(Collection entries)
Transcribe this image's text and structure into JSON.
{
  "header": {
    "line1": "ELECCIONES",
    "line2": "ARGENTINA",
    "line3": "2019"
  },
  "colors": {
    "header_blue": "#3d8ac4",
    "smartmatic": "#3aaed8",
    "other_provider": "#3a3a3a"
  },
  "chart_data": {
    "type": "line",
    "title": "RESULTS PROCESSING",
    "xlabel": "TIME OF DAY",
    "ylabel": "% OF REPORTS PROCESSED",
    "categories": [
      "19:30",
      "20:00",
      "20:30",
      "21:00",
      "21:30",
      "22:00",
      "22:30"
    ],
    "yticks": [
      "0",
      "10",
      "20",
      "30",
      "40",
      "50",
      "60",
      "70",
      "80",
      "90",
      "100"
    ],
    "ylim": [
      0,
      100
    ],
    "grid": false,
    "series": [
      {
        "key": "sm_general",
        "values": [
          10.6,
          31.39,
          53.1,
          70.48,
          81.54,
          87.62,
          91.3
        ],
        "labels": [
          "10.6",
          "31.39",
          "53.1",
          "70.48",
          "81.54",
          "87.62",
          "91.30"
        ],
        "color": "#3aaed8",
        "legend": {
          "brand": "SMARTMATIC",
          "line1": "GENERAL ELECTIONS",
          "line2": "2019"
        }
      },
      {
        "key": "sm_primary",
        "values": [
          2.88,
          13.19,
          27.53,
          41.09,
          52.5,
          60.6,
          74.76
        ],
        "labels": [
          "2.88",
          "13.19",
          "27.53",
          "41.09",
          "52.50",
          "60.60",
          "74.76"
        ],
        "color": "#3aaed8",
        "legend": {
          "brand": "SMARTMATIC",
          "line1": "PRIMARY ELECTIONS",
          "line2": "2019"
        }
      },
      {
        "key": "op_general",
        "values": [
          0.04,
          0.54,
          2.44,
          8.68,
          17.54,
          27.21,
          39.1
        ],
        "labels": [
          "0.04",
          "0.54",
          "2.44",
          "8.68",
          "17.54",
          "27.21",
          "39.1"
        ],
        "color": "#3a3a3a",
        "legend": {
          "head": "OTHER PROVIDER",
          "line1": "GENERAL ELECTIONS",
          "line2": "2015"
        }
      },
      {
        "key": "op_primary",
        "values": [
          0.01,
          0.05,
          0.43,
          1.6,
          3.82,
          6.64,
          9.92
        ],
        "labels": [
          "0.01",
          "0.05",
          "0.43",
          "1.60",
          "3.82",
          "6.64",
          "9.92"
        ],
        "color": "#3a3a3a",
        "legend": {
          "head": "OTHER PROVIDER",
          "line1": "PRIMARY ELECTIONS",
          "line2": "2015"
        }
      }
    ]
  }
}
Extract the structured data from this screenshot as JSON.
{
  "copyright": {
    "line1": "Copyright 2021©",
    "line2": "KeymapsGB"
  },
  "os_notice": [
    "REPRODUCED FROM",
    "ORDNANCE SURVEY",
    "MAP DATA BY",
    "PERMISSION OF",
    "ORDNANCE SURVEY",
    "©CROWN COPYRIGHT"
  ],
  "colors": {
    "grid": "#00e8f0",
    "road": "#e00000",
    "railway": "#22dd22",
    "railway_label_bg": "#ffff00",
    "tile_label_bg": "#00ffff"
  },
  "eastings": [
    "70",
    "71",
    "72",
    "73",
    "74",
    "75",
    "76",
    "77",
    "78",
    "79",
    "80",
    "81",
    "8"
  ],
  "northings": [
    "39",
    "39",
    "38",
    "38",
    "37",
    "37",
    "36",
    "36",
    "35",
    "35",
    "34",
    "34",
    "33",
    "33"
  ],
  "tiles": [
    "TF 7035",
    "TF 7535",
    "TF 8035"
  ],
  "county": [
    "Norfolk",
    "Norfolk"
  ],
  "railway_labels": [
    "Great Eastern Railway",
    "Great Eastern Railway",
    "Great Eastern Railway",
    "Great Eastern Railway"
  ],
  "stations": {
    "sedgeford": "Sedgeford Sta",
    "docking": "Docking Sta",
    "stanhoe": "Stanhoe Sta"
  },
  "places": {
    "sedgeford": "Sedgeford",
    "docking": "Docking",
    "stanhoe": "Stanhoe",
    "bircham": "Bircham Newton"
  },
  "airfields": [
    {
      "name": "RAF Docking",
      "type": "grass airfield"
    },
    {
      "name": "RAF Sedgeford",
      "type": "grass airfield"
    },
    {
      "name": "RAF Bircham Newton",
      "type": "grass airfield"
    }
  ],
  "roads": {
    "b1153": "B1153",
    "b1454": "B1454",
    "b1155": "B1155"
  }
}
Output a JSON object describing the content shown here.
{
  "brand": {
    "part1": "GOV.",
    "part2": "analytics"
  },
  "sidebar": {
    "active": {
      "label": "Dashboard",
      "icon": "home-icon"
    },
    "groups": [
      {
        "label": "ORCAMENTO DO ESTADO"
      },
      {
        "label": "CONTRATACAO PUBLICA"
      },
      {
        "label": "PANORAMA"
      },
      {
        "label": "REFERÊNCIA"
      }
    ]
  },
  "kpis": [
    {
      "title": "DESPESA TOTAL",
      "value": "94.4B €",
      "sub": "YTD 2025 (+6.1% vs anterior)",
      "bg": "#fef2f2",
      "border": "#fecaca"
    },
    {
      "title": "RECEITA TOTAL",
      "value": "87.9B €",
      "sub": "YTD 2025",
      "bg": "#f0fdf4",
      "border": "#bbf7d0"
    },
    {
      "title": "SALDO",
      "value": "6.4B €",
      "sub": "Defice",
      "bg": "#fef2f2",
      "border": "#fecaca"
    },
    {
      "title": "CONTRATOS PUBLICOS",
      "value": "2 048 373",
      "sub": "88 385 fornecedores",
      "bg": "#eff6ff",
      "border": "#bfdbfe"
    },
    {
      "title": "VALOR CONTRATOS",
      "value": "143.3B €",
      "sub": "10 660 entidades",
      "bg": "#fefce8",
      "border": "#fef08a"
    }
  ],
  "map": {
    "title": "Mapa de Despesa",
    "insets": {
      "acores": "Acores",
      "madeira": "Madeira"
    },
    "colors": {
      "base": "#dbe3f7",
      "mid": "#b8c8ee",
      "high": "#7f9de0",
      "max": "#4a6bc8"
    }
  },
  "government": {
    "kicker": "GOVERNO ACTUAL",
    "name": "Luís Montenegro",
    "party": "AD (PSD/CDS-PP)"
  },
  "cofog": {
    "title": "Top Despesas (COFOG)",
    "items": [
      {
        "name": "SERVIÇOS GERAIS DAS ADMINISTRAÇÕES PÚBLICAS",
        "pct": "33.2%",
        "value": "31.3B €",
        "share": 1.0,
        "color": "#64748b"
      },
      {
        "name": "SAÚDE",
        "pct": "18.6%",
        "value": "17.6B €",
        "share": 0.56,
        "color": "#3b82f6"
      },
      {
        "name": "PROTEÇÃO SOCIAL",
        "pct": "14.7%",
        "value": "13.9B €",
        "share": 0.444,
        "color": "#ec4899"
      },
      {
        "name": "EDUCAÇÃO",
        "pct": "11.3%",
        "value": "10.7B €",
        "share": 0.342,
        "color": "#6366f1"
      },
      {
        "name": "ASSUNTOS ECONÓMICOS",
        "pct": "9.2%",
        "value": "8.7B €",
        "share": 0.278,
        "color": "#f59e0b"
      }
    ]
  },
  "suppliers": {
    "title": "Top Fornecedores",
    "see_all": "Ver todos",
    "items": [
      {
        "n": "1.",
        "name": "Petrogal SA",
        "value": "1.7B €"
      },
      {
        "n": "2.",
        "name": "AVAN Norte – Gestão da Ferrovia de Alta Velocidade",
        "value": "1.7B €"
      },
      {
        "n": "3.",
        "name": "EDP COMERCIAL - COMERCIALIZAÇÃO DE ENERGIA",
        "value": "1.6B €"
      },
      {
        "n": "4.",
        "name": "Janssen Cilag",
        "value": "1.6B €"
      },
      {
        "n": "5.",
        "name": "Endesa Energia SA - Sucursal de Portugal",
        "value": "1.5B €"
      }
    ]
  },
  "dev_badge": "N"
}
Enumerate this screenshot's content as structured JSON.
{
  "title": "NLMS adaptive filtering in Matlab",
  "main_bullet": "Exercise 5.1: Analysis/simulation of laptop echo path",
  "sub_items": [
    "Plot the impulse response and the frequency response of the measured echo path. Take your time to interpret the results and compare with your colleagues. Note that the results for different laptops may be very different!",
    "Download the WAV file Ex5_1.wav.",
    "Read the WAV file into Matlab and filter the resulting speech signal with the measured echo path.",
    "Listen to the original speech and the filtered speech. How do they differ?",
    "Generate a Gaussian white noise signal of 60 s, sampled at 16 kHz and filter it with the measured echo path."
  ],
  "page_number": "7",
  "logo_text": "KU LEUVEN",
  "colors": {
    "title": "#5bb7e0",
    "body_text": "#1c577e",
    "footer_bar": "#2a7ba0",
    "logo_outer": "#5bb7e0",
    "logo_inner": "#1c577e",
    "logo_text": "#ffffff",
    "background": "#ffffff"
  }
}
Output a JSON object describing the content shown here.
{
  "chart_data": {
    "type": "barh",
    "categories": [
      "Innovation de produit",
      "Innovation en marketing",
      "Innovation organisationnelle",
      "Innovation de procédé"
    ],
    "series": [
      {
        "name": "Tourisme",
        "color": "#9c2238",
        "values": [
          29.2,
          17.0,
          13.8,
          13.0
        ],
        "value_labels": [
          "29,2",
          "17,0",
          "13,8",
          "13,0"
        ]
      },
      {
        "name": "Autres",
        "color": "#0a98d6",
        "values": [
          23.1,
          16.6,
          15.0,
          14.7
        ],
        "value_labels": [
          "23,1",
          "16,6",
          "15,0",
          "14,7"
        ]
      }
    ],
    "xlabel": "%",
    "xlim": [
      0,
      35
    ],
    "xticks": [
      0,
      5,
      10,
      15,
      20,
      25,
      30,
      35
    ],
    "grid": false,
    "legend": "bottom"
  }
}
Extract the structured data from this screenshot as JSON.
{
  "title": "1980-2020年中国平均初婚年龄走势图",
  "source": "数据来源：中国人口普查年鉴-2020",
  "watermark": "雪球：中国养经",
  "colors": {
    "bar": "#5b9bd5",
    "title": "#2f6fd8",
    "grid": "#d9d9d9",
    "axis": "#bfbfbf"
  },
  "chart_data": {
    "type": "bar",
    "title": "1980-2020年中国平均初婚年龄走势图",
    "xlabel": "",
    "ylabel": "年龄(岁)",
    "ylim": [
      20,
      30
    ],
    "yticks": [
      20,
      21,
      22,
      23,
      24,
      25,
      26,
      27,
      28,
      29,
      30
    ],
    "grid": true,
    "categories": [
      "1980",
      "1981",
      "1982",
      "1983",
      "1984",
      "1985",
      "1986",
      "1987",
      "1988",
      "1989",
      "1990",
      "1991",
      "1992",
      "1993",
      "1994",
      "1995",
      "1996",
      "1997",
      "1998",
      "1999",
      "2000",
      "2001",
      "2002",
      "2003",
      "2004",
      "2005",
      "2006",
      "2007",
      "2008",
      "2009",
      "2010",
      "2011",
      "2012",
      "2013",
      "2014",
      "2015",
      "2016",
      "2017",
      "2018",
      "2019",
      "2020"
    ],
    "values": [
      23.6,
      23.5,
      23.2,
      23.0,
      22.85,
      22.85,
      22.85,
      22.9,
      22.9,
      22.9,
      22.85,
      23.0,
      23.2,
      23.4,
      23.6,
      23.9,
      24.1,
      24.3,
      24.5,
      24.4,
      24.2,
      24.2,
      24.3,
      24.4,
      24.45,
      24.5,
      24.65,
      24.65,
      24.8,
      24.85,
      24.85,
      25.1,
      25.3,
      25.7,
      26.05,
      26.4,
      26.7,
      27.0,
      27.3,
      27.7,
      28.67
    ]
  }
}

(Short problem):
Show every line from the entries above in which "share" appears.

(Result of this task):
        "share": 1.0,
        "share": 0.56,
        "share": 0.444,
        "share": 0.342,
        "share": 0.278,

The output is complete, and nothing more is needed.